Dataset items
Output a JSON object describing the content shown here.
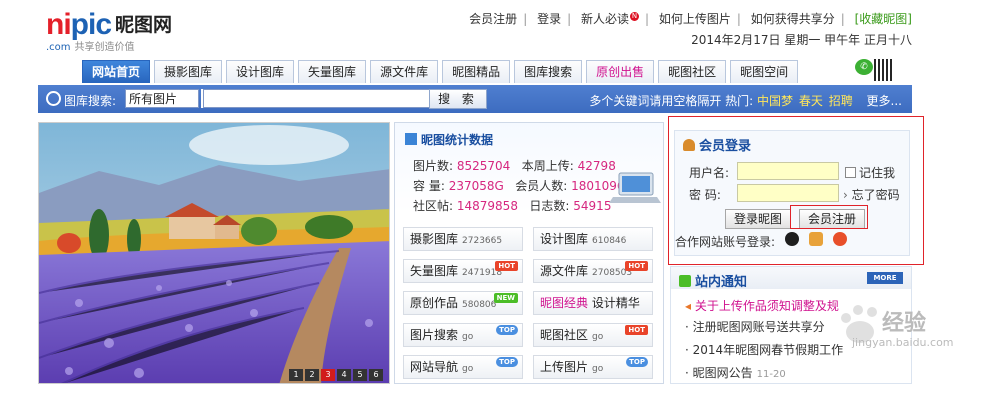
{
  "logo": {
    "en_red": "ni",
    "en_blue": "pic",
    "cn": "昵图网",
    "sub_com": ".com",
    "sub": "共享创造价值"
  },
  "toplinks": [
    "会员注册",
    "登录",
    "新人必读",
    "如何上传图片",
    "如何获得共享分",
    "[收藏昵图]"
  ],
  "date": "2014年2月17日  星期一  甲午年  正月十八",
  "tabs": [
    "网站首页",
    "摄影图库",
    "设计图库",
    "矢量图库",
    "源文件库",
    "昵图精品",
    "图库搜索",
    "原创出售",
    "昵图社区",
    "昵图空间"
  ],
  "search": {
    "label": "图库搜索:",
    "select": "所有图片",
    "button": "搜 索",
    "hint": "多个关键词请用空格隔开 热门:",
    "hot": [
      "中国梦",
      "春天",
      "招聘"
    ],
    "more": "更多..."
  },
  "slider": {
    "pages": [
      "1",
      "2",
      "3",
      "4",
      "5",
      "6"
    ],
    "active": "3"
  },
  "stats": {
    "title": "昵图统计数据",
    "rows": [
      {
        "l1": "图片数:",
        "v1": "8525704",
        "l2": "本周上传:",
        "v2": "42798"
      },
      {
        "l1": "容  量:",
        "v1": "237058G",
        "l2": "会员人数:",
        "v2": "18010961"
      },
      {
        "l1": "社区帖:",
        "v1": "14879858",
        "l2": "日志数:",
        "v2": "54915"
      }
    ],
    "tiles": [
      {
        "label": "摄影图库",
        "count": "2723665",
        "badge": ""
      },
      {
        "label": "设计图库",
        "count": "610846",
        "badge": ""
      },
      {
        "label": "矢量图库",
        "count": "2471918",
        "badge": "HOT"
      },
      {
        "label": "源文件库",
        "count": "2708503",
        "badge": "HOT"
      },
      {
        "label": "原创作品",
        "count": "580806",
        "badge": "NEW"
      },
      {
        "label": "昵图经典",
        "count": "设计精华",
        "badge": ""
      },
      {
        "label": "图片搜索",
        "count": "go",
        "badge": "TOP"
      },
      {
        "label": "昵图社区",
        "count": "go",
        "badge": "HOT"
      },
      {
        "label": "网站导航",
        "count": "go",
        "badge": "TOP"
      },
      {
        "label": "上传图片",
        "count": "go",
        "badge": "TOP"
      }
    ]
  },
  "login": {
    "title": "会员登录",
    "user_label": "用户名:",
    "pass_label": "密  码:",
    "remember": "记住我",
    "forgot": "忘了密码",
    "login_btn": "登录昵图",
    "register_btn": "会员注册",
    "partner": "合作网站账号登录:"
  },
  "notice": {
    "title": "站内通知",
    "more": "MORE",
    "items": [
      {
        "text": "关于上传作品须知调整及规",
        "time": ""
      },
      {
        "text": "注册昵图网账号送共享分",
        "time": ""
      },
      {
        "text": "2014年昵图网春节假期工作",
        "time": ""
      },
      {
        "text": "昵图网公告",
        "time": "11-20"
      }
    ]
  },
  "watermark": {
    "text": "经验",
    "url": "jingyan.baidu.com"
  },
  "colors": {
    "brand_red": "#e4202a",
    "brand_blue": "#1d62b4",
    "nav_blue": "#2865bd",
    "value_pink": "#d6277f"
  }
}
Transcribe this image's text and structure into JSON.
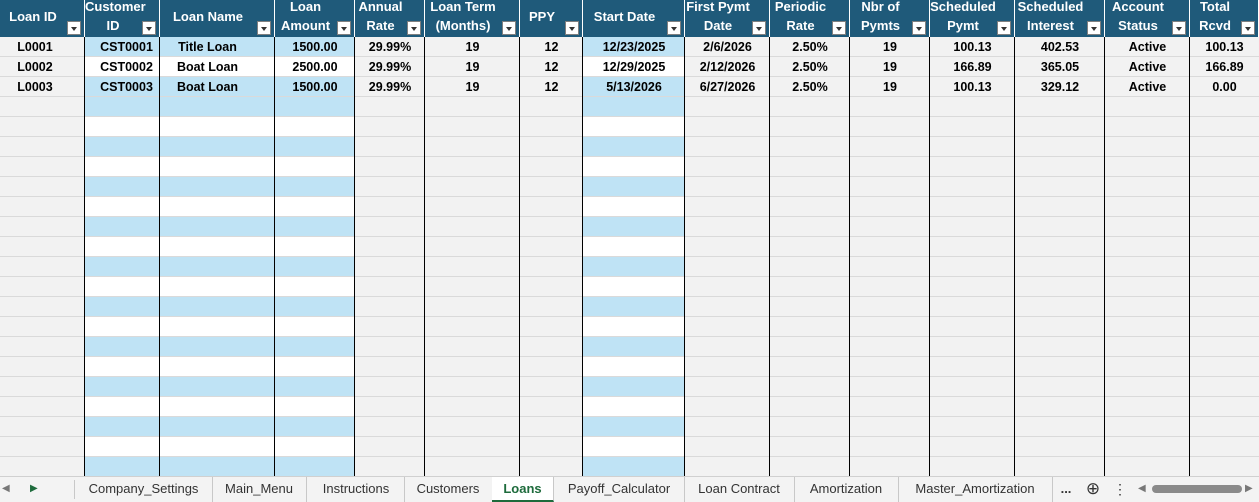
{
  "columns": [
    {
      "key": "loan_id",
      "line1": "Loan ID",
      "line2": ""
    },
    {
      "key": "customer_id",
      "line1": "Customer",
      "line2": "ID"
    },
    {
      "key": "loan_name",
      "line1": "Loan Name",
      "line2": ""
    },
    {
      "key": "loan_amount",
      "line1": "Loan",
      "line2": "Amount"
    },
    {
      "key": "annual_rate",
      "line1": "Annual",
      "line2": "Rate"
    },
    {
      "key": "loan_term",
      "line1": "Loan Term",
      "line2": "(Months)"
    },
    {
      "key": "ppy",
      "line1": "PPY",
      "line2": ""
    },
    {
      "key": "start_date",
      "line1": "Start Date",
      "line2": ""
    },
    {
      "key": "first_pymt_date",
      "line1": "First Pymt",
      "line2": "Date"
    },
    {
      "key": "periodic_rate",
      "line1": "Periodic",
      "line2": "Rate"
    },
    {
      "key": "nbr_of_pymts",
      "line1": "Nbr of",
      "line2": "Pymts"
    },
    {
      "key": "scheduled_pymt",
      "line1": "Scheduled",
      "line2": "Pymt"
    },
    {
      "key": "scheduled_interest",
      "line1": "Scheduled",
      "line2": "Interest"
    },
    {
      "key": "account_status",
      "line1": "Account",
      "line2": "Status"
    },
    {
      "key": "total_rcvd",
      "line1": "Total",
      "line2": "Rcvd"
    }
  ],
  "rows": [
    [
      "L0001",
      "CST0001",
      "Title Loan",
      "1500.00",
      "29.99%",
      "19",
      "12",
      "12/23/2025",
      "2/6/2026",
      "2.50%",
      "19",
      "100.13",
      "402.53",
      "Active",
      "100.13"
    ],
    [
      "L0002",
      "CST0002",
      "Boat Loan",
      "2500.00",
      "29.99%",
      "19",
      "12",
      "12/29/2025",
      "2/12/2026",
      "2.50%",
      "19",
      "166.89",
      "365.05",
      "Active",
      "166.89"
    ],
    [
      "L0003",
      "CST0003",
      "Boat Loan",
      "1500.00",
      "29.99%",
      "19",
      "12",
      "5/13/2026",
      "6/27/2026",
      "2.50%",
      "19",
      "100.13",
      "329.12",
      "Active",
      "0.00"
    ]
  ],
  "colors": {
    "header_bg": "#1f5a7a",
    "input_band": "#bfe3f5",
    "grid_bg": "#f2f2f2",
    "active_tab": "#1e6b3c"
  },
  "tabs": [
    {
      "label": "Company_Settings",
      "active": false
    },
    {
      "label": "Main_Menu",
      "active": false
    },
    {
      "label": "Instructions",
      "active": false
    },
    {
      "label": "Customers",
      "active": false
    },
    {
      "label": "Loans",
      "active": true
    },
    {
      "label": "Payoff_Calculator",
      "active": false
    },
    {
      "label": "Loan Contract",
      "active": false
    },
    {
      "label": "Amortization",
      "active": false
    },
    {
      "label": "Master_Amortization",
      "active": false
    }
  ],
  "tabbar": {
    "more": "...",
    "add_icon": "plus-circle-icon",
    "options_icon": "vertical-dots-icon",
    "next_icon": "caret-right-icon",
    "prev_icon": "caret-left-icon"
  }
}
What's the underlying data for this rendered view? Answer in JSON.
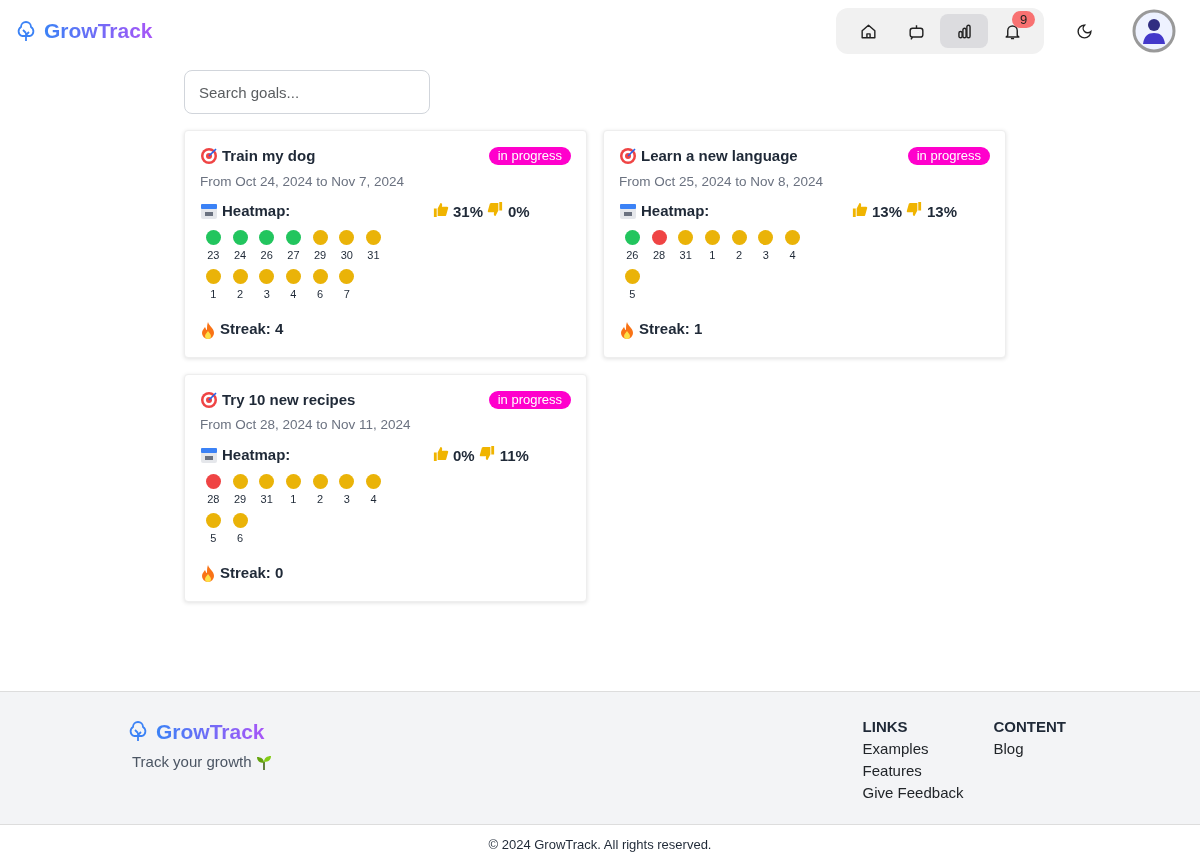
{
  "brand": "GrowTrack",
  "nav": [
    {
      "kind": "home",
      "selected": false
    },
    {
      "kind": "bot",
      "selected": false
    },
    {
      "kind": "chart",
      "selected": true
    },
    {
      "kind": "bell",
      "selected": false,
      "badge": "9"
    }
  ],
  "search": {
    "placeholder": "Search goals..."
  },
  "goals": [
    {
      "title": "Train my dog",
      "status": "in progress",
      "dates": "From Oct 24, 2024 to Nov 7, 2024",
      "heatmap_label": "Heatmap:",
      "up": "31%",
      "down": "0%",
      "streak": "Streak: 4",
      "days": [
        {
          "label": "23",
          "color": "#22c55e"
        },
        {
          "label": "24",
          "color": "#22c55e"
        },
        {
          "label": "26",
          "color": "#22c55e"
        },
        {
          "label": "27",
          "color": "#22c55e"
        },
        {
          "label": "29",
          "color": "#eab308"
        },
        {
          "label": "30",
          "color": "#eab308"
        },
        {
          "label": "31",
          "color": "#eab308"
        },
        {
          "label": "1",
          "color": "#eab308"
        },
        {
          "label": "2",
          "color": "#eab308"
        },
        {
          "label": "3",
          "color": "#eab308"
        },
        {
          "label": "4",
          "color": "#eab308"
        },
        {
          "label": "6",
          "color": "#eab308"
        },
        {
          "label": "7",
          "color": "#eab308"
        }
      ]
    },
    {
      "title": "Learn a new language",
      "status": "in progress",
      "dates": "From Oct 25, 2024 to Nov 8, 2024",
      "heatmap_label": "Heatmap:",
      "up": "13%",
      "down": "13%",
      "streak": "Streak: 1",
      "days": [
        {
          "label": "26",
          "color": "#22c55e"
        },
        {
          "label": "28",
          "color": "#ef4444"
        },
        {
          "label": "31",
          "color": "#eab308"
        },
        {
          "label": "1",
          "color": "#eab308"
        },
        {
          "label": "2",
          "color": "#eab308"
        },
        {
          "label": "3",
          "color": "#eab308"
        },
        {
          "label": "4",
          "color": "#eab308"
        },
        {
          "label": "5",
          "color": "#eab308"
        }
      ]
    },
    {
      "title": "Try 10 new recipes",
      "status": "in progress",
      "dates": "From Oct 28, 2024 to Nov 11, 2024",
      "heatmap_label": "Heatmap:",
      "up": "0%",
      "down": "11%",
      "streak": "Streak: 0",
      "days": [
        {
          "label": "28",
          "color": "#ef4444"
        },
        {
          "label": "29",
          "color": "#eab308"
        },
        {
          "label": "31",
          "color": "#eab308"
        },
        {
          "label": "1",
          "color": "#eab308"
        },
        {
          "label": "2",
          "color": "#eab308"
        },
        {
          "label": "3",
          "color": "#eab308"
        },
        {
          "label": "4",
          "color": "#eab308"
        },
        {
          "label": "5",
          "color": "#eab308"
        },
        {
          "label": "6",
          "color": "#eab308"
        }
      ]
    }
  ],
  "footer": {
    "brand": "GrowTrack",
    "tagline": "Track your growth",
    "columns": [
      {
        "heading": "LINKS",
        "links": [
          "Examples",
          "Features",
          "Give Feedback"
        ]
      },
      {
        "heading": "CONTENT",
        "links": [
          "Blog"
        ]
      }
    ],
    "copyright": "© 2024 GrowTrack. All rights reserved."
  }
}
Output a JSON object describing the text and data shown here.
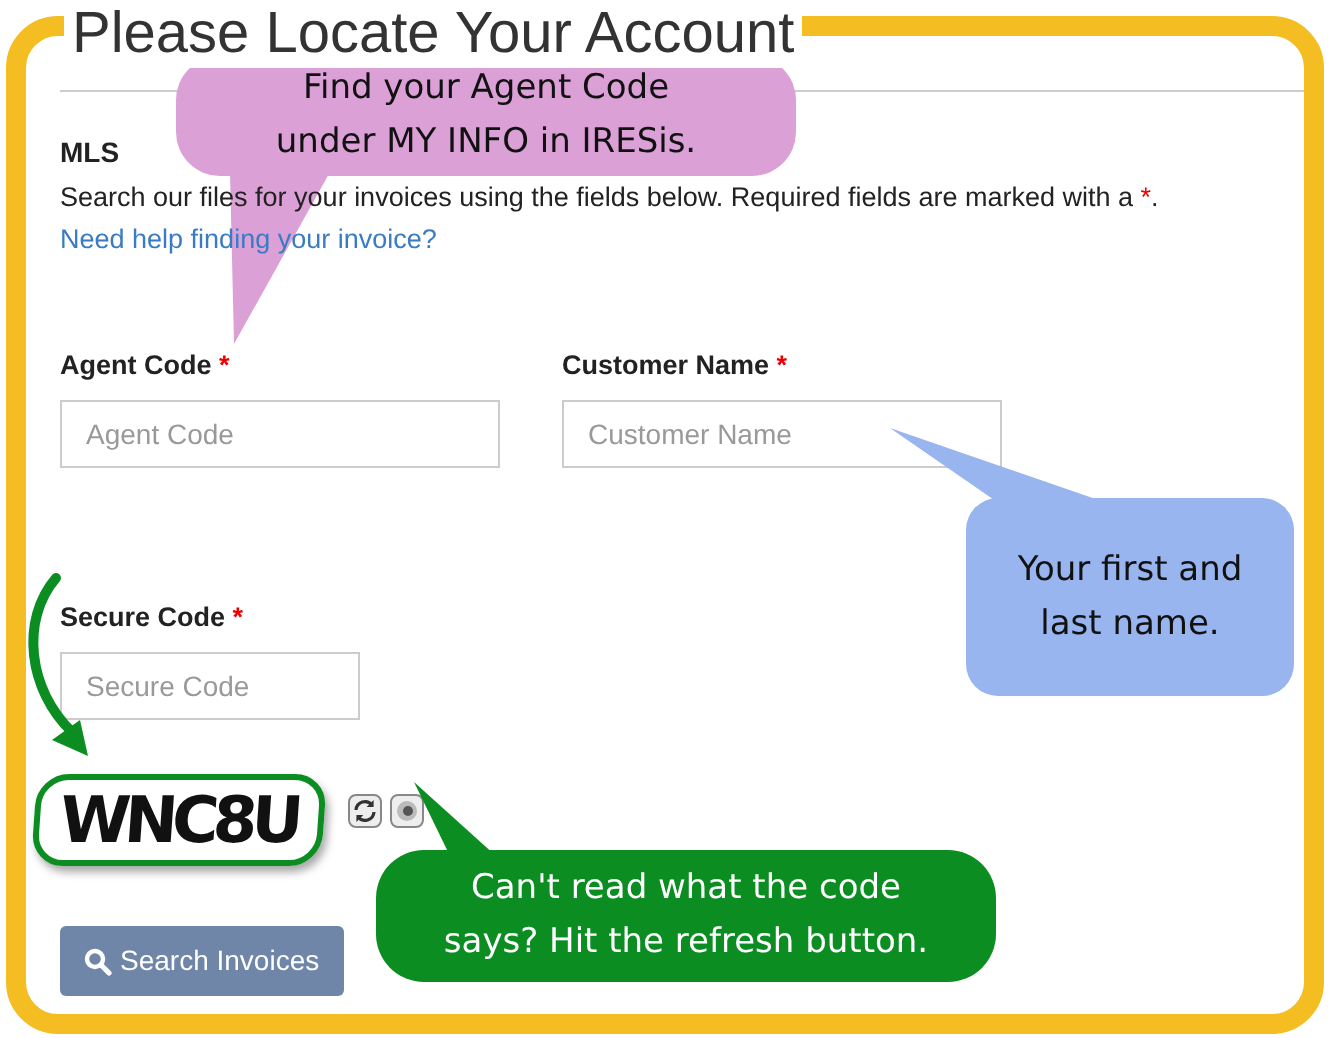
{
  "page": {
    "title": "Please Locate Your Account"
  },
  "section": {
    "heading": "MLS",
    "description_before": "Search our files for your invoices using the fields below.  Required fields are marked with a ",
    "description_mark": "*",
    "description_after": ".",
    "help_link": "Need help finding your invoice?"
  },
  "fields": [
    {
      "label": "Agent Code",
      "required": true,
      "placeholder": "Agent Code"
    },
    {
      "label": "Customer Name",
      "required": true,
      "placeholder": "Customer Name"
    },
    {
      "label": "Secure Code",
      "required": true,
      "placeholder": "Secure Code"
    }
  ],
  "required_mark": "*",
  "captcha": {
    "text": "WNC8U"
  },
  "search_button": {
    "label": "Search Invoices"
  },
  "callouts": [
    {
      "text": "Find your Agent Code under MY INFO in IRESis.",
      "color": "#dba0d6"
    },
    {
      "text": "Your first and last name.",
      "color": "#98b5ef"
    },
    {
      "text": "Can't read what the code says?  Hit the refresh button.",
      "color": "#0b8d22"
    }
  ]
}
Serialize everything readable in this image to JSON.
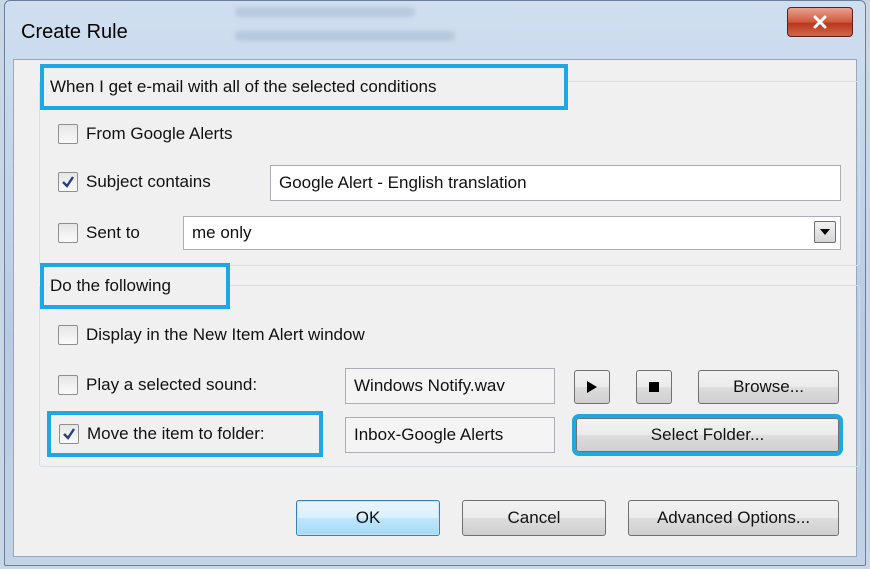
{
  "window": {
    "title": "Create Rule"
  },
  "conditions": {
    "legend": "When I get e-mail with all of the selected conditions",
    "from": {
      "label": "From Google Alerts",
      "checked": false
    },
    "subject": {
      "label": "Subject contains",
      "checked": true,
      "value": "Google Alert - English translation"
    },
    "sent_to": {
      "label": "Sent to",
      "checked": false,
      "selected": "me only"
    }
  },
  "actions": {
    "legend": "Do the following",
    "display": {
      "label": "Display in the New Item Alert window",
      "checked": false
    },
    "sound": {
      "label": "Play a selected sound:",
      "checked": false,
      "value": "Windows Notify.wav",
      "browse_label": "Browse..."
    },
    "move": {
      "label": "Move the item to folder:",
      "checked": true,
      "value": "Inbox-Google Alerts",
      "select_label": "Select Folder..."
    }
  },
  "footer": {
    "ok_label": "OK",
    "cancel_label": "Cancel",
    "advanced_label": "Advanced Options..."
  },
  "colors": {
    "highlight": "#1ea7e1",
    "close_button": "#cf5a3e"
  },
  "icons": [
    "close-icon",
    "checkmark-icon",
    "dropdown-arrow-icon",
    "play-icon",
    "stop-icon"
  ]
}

- [TASK INSTRUCTIONS]: Search the listing for the word "conditions" and return each line that holds it.

- [EXERCISE RESPONSE]:
  "conditions": {
    "legend": "When I get e-mail with all of the selected conditions",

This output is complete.